### [Task directions]
Leave out the pictures and copy everything else below exactly.

=== Supplied material ===

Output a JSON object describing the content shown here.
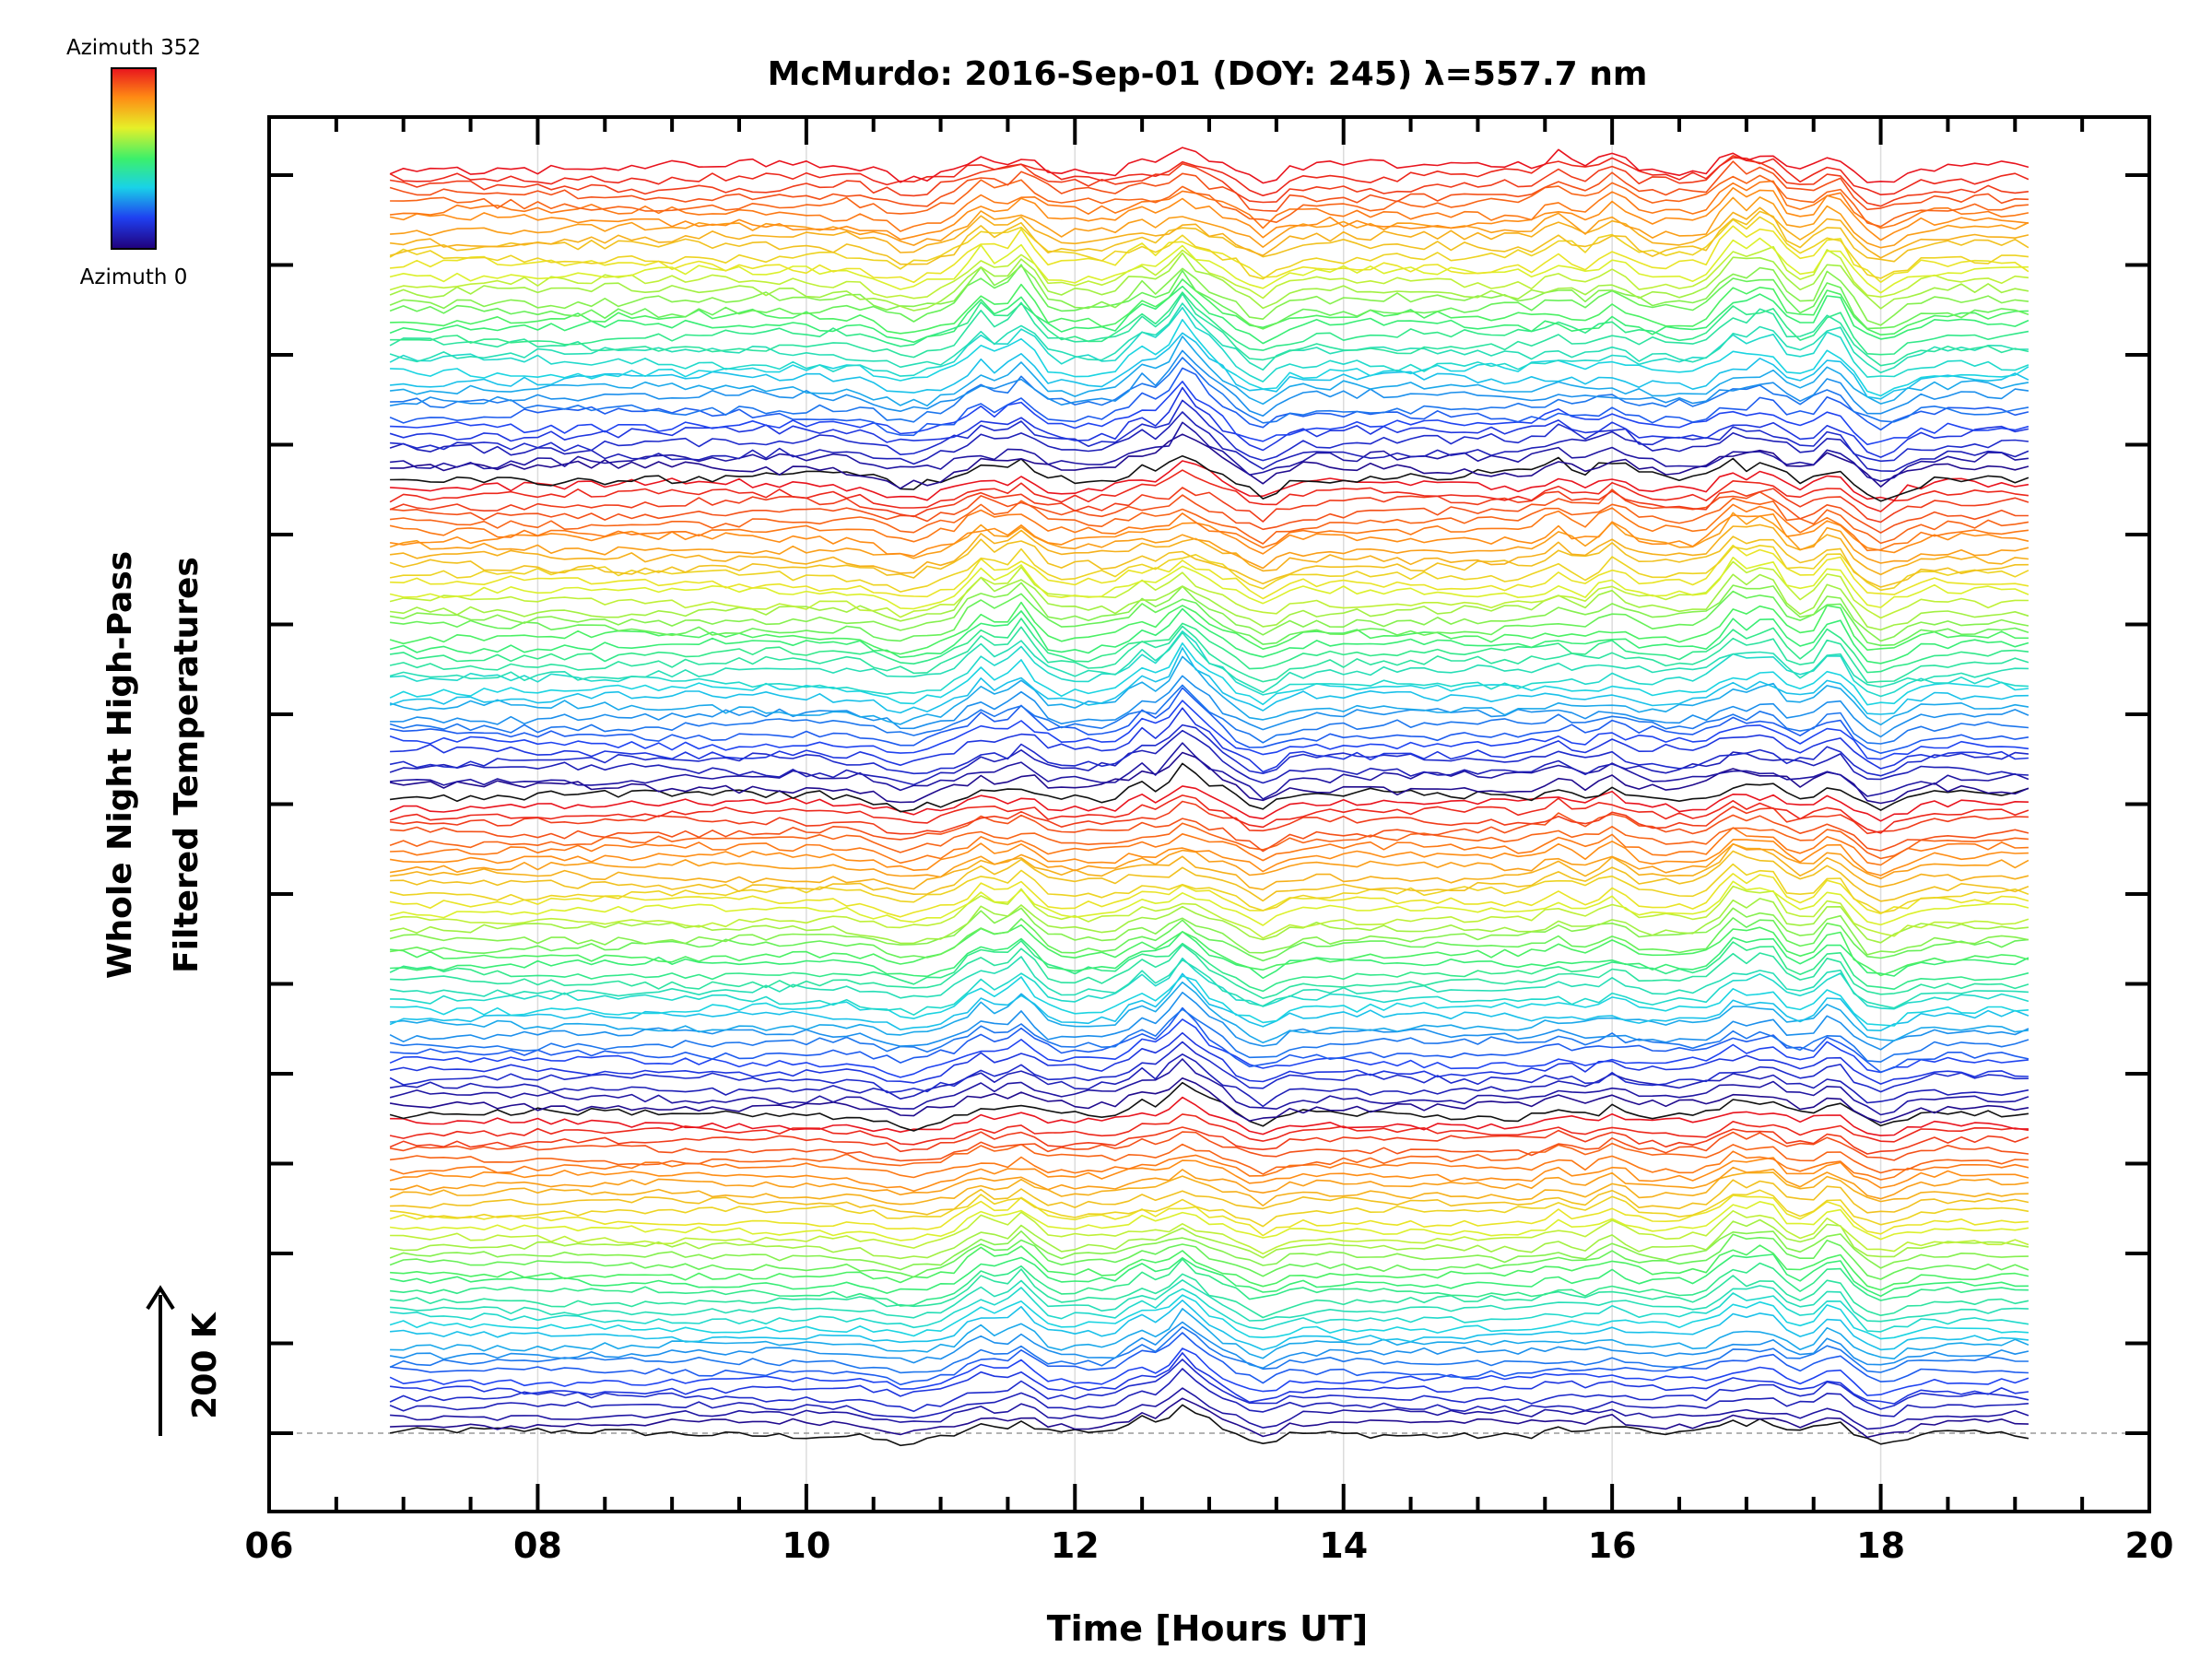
{
  "chart_data": {
    "type": "line",
    "title": "McMurdo: 2016-Sep-01 (DOY: 245) λ=557.7 nm",
    "xlabel": "Time [Hours UT]",
    "ylabel_line1": "Whole Night High-Pass",
    "ylabel_line2": "Filtered Temperatures",
    "scale_label": "200 K",
    "xlim": [
      6,
      20
    ],
    "x_tick_labels": [
      "06",
      "08",
      "10",
      "12",
      "14",
      "16",
      "18",
      "20"
    ],
    "x_ticks": [
      6,
      8,
      10,
      12,
      14,
      16,
      18,
      20
    ],
    "x_minor_step": 0.5,
    "grid": true,
    "legend": {
      "type": "colorbar",
      "placement": "top-left",
      "top_label": "Azimuth 352",
      "bottom_label": "Azimuth 0",
      "colormap": [
        "#20007a",
        "#1f3ff0",
        "#19d2e8",
        "#3cf06a",
        "#e6f028",
        "#ff8a14",
        "#e8141e"
      ]
    },
    "series_count": 144,
    "time_range": [
      6.9,
      19.15
    ],
    "sample_step_hours": 0.1,
    "perturbation_events": [
      {
        "hour": 11.3,
        "amplitude": 0.7
      },
      {
        "hour": 11.6,
        "amplitude": 0.9
      },
      {
        "hour": 12.5,
        "amplitude": 0.6
      },
      {
        "hour": 12.8,
        "amplitude": 1.2
      },
      {
        "hour": 13.0,
        "amplitude": 0.4
      },
      {
        "hour": 15.6,
        "amplitude": 0.35
      },
      {
        "hour": 16.0,
        "amplitude": 0.5
      },
      {
        "hour": 16.9,
        "amplitude": 0.85
      },
      {
        "hour": 17.15,
        "amplitude": 0.9
      },
      {
        "hour": 17.65,
        "amplitude": 0.8
      }
    ]
  }
}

===

### [Answer to the task]
Output a JSON object describing the content shown here.
{
  "chart_data": {
    "type": "line",
    "title": "McMurdo: 2016-Sep-01 (DOY: 245) λ=557.7 nm",
    "xlabel": "Time [Hours UT]",
    "ylabel_line1": "Whole Night High-Pass",
    "ylabel_line2": "Filtered Temperatures",
    "scale_label": "200 K",
    "xlim": [
      6,
      20
    ],
    "x_tick_labels": [
      "06",
      "08",
      "10",
      "12",
      "14",
      "16",
      "18",
      "20"
    ],
    "x_ticks": [
      6,
      8,
      10,
      12,
      14,
      16,
      18,
      20
    ],
    "x_minor_step": 0.5,
    "grid": true,
    "legend": {
      "type": "colorbar",
      "placement": "top-left",
      "top_label": "Azimuth 352",
      "bottom_label": "Azimuth 0",
      "colormap": [
        "#20007a",
        "#1f3ff0",
        "#19d2e8",
        "#3cf06a",
        "#e6f028",
        "#ff8a14",
        "#e8141e"
      ]
    },
    "series_count": 144,
    "time_range": [
      6.9,
      19.15
    ],
    "sample_step_hours": 0.1,
    "perturbation_events": [
      {
        "hour": 11.3,
        "amplitude": 0.7
      },
      {
        "hour": 11.6,
        "amplitude": 0.9
      },
      {
        "hour": 12.5,
        "amplitude": 0.6
      },
      {
        "hour": 12.8,
        "amplitude": 1.2
      },
      {
        "hour": 13.0,
        "amplitude": 0.4
      },
      {
        "hour": 15.6,
        "amplitude": 0.35
      },
      {
        "hour": 16.0,
        "amplitude": 0.5
      },
      {
        "hour": 16.9,
        "amplitude": 0.85
      },
      {
        "hour": 17.15,
        "amplitude": 0.9
      },
      {
        "hour": 17.65,
        "amplitude": 0.8
      }
    ]
  }
}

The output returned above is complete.